··· DATASET

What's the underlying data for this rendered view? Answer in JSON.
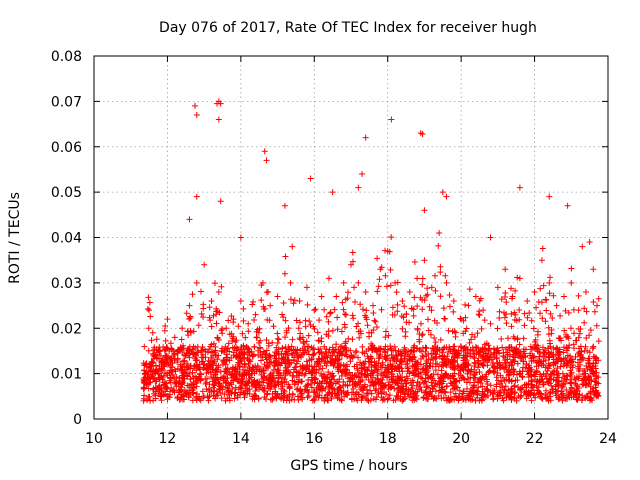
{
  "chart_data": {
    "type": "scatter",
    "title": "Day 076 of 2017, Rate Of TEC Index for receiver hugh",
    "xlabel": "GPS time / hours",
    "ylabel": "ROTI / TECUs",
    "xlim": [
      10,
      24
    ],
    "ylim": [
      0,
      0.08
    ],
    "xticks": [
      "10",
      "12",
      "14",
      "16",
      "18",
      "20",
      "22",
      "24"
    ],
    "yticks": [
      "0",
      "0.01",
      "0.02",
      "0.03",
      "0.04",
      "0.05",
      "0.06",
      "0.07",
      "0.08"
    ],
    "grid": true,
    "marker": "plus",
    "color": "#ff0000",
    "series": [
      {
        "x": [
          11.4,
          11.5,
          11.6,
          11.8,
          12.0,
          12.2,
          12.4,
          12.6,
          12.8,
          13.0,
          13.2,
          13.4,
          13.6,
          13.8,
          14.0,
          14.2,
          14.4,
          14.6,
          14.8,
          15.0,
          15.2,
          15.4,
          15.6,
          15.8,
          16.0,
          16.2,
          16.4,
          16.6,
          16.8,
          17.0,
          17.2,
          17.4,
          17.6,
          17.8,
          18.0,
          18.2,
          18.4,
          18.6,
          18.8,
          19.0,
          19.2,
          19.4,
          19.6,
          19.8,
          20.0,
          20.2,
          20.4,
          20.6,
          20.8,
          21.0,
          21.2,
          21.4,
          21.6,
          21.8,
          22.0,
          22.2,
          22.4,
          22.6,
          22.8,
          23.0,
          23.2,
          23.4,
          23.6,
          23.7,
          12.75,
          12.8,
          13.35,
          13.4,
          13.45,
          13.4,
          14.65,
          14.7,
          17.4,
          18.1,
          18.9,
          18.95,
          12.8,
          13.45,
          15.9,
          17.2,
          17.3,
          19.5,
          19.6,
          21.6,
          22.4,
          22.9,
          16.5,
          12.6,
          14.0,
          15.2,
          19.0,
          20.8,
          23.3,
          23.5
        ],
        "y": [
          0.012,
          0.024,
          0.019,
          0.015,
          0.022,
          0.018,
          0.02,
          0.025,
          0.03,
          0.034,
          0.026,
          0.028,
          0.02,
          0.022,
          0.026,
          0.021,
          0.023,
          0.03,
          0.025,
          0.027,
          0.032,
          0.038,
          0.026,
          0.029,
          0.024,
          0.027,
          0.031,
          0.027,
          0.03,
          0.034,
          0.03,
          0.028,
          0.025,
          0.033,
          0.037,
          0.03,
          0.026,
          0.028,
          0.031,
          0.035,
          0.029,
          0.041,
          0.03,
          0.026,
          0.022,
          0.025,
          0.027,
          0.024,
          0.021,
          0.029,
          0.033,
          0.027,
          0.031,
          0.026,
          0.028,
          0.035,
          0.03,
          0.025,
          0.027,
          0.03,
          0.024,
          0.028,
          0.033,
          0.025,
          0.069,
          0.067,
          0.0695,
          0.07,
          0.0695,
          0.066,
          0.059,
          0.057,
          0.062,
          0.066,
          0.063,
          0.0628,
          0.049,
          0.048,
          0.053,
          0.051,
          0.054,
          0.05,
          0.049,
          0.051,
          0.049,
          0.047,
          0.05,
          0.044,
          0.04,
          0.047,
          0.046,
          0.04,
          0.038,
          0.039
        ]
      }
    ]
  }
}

······

◆ TASK DETAILS
Reproduce each entry precisely, dropping only the pictures.

◆ COMPLETE RESPONSE
What's the underlying data for this rendered view? Answer in JSON.
{
  "chart_data": {
    "type": "scatter",
    "title": "Day 076 of 2017, Rate Of TEC Index for receiver hugh",
    "xlabel": "GPS time / hours",
    "ylabel": "ROTI / TECUs",
    "xlim": [
      10,
      24
    ],
    "ylim": [
      0,
      0.08
    ],
    "xticks": [
      "10",
      "12",
      "14",
      "16",
      "18",
      "20",
      "22",
      "24"
    ],
    "yticks": [
      "0",
      "0.01",
      "0.02",
      "0.03",
      "0.04",
      "0.05",
      "0.06",
      "0.07",
      "0.08"
    ],
    "grid": true,
    "marker": "plus",
    "color": "#ff0000",
    "series": [
      {
        "x": [
          11.4,
          11.5,
          11.6,
          11.8,
          12.0,
          12.2,
          12.4,
          12.6,
          12.8,
          13.0,
          13.2,
          13.4,
          13.6,
          13.8,
          14.0,
          14.2,
          14.4,
          14.6,
          14.8,
          15.0,
          15.2,
          15.4,
          15.6,
          15.8,
          16.0,
          16.2,
          16.4,
          16.6,
          16.8,
          17.0,
          17.2,
          17.4,
          17.6,
          17.8,
          18.0,
          18.2,
          18.4,
          18.6,
          18.8,
          19.0,
          19.2,
          19.4,
          19.6,
          19.8,
          20.0,
          20.2,
          20.4,
          20.6,
          20.8,
          21.0,
          21.2,
          21.4,
          21.6,
          21.8,
          22.0,
          22.2,
          22.4,
          22.6,
          22.8,
          23.0,
          23.2,
          23.4,
          23.6,
          23.7,
          12.75,
          12.8,
          13.35,
          13.4,
          13.45,
          13.4,
          14.65,
          14.7,
          17.4,
          18.1,
          18.9,
          18.95,
          12.8,
          13.45,
          15.9,
          17.2,
          17.3,
          19.5,
          19.6,
          21.6,
          22.4,
          22.9,
          16.5,
          12.6,
          14.0,
          15.2,
          19.0,
          20.8,
          23.3,
          23.5
        ],
        "y": [
          0.012,
          0.024,
          0.019,
          0.015,
          0.022,
          0.018,
          0.02,
          0.025,
          0.03,
          0.034,
          0.026,
          0.028,
          0.02,
          0.022,
          0.026,
          0.021,
          0.023,
          0.03,
          0.025,
          0.027,
          0.032,
          0.038,
          0.026,
          0.029,
          0.024,
          0.027,
          0.031,
          0.027,
          0.03,
          0.034,
          0.03,
          0.028,
          0.025,
          0.033,
          0.037,
          0.03,
          0.026,
          0.028,
          0.031,
          0.035,
          0.029,
          0.041,
          0.03,
          0.026,
          0.022,
          0.025,
          0.027,
          0.024,
          0.021,
          0.029,
          0.033,
          0.027,
          0.031,
          0.026,
          0.028,
          0.035,
          0.03,
          0.025,
          0.027,
          0.03,
          0.024,
          0.028,
          0.033,
          0.025,
          0.069,
          0.067,
          0.0695,
          0.07,
          0.0695,
          0.066,
          0.059,
          0.057,
          0.062,
          0.066,
          0.063,
          0.0628,
          0.049,
          0.048,
          0.053,
          0.051,
          0.054,
          0.05,
          0.049,
          0.051,
          0.049,
          0.047,
          0.05,
          0.044,
          0.04,
          0.047,
          0.046,
          0.04,
          0.038,
          0.039
        ]
      }
    ]
  }
}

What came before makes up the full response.